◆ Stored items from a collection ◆
————

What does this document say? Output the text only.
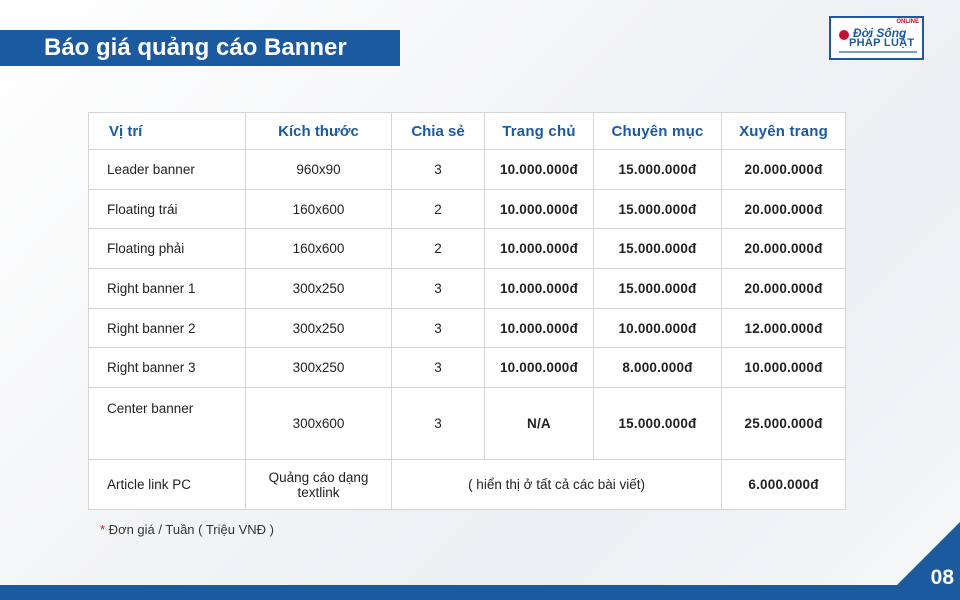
Báo giá quảng cáo Banner
ONLINE
Đời Sống
PHÁP LUẬT
Vị trí	Kích thước	Chia sẻ	Trang chủ	Chuyên mục	Xuyên trang
Leader banner	960x90	3	10.000.000đ	15.000.000đ	20.000.000đ
Floating trái	160x600	2	10.000.000đ	15.000.000đ	20.000.000đ
Floating phải	160x600	2	10.000.000đ	15.000.000đ	20.000.000đ
Right banner 1	300x250	3	10.000.000đ	15.000.000đ	20.000.000đ
Right banner 2	300x250	3	10.000.000đ	10.000.000đ	12.000.000đ
Right banner 3	300x250	3	10.000.000đ	8.000.000đ	10.000.000đ
Center banner	300x600	3	N/A	15.000.000đ	25.000.000đ
Article link PC	Quảng cáo dạng textlink	( hiển thị ở tất cả các bài viết)			6.000.000đ
* Đơn giá / Tuần ( Triệu VNĐ )
08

————

◆ WHAT YOU SHOULD DO ◆
Copy all the data exactly as written, but skip any picture.

◆ EXERCISE OUTPUT ◆
What does this document say? Output the text only.
Báo giá quảng cáo Banner
ONLINE
Đời Sống
PHÁP LUẬT
Vị trí	Kích thước	Chia sẻ	Trang chủ	Chuyên mục	Xuyên trang
Leader banner	960x90	3	10.000.000đ	15.000.000đ	20.000.000đ
Floating trái	160x600	2	10.000.000đ	15.000.000đ	20.000.000đ
Floating phải	160x600	2	10.000.000đ	15.000.000đ	20.000.000đ
Right banner 1	300x250	3	10.000.000đ	15.000.000đ	20.000.000đ
Right banner 2	300x250	3	10.000.000đ	10.000.000đ	12.000.000đ
Right banner 3	300x250	3	10.000.000đ	8.000.000đ	10.000.000đ
Center banner	300x600	3	N/A	15.000.000đ	25.000.000đ
Article link PC	Quảng cáo dạng textlink	( hiển thị ở tất cả các bài viết)			6.000.000đ
* Đơn giá / Tuần ( Triệu VNĐ )
08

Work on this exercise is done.